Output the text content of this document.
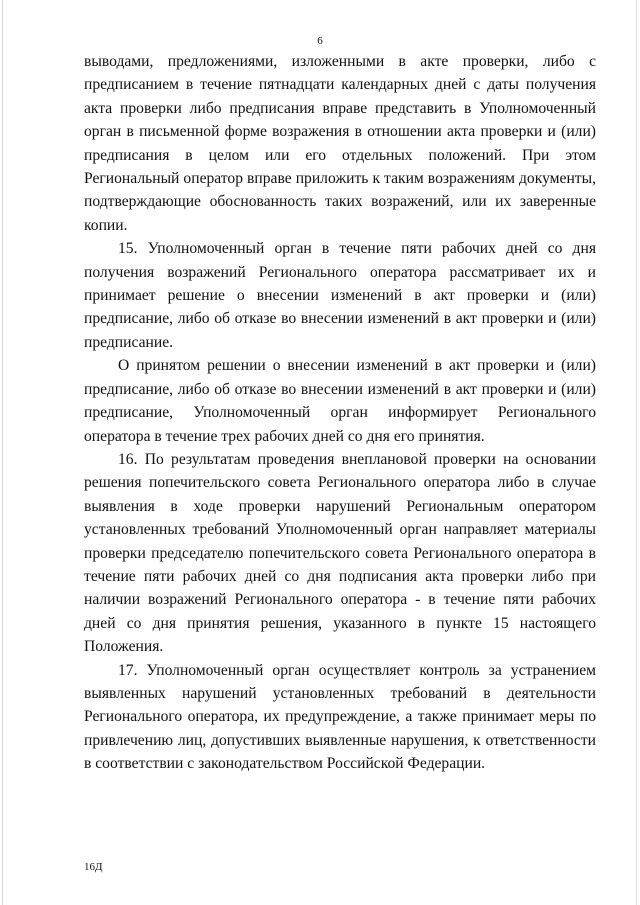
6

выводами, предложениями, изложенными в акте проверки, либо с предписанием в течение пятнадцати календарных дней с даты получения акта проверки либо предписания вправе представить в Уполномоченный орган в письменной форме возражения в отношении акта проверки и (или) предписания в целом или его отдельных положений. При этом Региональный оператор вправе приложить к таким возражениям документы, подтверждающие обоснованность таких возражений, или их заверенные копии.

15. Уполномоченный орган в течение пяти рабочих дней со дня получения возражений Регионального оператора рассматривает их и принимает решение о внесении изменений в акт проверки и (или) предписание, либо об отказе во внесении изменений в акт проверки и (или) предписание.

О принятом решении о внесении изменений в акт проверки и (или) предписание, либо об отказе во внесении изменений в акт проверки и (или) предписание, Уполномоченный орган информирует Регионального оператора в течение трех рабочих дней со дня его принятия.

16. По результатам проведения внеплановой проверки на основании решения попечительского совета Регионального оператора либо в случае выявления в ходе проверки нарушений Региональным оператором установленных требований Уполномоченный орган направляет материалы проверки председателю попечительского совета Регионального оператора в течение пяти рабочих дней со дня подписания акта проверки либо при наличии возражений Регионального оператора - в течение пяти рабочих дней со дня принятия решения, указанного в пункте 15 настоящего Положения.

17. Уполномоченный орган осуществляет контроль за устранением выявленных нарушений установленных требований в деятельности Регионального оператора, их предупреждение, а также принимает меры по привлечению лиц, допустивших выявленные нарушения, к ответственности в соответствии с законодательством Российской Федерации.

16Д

---

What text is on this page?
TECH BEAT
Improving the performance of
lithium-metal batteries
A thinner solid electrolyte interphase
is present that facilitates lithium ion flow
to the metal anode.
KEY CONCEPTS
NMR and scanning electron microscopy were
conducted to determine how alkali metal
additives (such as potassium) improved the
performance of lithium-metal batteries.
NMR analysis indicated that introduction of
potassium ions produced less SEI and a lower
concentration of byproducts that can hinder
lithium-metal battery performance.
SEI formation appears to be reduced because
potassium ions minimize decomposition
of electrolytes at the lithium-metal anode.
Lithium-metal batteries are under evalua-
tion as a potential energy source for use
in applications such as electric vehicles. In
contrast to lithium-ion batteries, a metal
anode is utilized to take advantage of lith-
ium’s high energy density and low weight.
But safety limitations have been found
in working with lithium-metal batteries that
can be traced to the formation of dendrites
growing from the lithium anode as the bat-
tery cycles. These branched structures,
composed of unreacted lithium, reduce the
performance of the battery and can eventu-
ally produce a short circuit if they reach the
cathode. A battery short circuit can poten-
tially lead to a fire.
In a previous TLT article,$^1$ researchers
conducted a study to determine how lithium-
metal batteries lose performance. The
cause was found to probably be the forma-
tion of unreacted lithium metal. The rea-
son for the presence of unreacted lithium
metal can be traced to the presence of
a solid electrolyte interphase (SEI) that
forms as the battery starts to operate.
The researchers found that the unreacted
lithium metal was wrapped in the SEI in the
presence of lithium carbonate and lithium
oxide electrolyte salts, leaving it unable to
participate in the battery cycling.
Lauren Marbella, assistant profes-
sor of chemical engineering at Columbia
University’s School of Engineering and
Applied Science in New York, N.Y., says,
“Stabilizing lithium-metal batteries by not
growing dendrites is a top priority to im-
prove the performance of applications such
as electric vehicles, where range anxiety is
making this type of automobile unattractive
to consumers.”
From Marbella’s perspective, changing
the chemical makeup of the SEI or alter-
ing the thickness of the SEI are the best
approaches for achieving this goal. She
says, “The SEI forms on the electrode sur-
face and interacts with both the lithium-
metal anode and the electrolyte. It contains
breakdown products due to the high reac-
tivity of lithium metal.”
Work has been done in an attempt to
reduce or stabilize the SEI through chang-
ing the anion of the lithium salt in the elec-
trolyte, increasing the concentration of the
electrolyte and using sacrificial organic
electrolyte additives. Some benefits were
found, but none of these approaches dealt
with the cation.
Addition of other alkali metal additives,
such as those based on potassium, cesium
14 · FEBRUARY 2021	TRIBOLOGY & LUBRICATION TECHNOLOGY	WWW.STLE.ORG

• AIM
Report every line in the data above in which the word "unreacted" appears.

• SOLUTION FOR THIS EXERCISE
composed of unreacted lithium, reduce the
tion of unreacted lithium metal. The rea-
son for the presence of unreacted lithium
The researchers found that the unreacted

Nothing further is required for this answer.